§ Written task
All the data must come back unchanged, except that pictures are left out.

— Begin Rows —

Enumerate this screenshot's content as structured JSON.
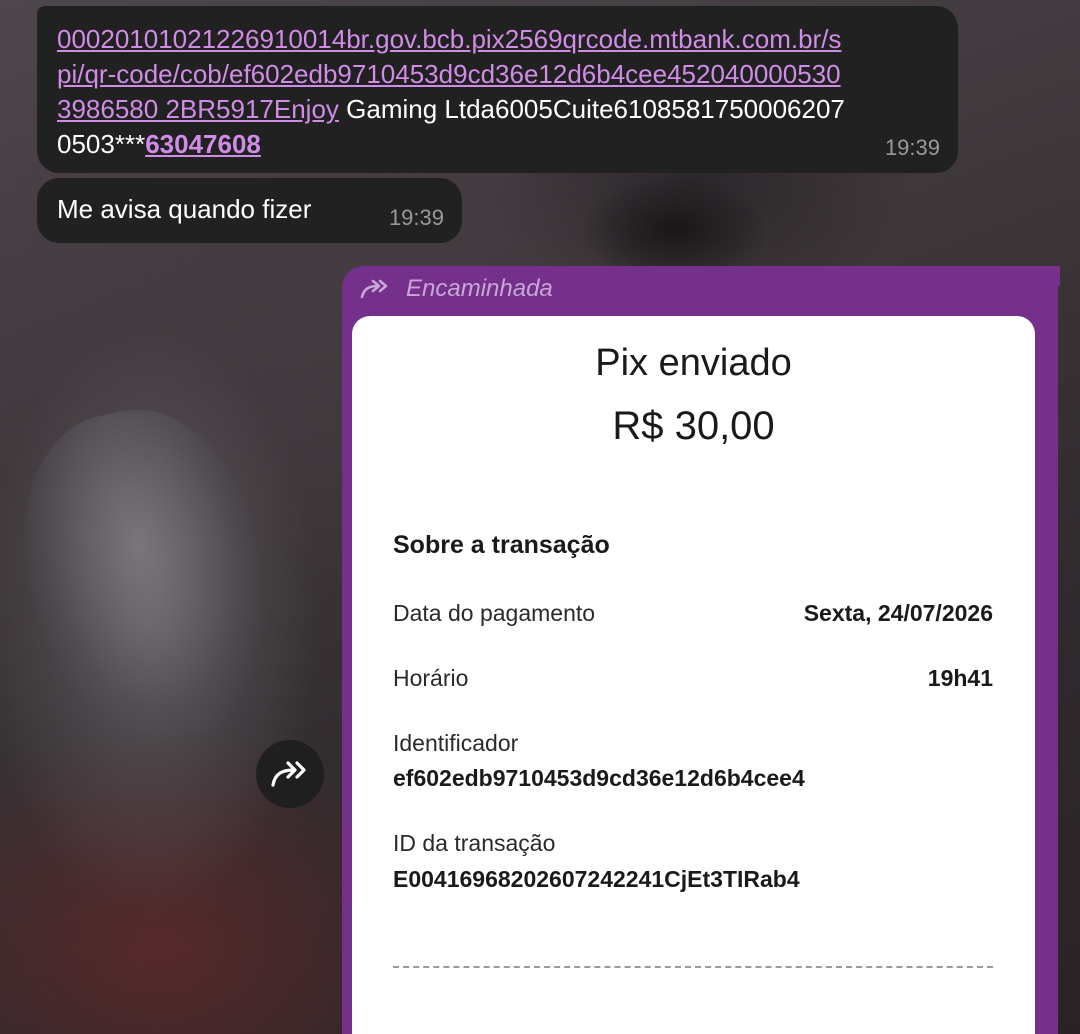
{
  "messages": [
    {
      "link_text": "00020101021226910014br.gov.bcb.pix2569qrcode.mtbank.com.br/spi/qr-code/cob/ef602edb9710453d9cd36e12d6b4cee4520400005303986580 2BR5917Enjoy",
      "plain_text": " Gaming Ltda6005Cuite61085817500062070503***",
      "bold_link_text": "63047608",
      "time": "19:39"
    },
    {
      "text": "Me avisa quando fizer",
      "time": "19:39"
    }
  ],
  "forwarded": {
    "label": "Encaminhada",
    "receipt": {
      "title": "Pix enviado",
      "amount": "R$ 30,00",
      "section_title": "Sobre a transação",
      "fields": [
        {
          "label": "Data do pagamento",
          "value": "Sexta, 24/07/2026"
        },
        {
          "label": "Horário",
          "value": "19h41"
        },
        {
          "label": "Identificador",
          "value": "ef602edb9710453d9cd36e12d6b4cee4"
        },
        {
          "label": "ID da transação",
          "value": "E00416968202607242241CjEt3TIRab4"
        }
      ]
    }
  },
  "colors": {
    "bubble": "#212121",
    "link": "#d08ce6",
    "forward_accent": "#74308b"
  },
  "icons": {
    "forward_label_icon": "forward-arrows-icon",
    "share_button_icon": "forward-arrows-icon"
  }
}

— End Rows —

§ The reply
Enumerate this screenshot's content as structured JSON.
{
  "messages": [
    {
      "link_text": "00020101021226910014br.gov.bcb.pix2569qrcode.mtbank.com.br/spi/qr-code/cob/ef602edb9710453d9cd36e12d6b4cee4520400005303986580 2BR5917Enjoy",
      "plain_text": " Gaming Ltda6005Cuite61085817500062070503***",
      "bold_link_text": "63047608",
      "time": "19:39"
    },
    {
      "text": "Me avisa quando fizer",
      "time": "19:39"
    }
  ],
  "forwarded": {
    "label": "Encaminhada",
    "receipt": {
      "title": "Pix enviado",
      "amount": "R$ 30,00",
      "section_title": "Sobre a transação",
      "fields": [
        {
          "label": "Data do pagamento",
          "value": "Sexta, 24/07/2026"
        },
        {
          "label": "Horário",
          "value": "19h41"
        },
        {
          "label": "Identificador",
          "value": "ef602edb9710453d9cd36e12d6b4cee4"
        },
        {
          "label": "ID da transação",
          "value": "E00416968202607242241CjEt3TIRab4"
        }
      ]
    }
  },
  "colors": {
    "bubble": "#212121",
    "link": "#d08ce6",
    "forward_accent": "#74308b"
  },
  "icons": {
    "forward_label_icon": "forward-arrows-icon",
    "share_button_icon": "forward-arrows-icon"
  }
}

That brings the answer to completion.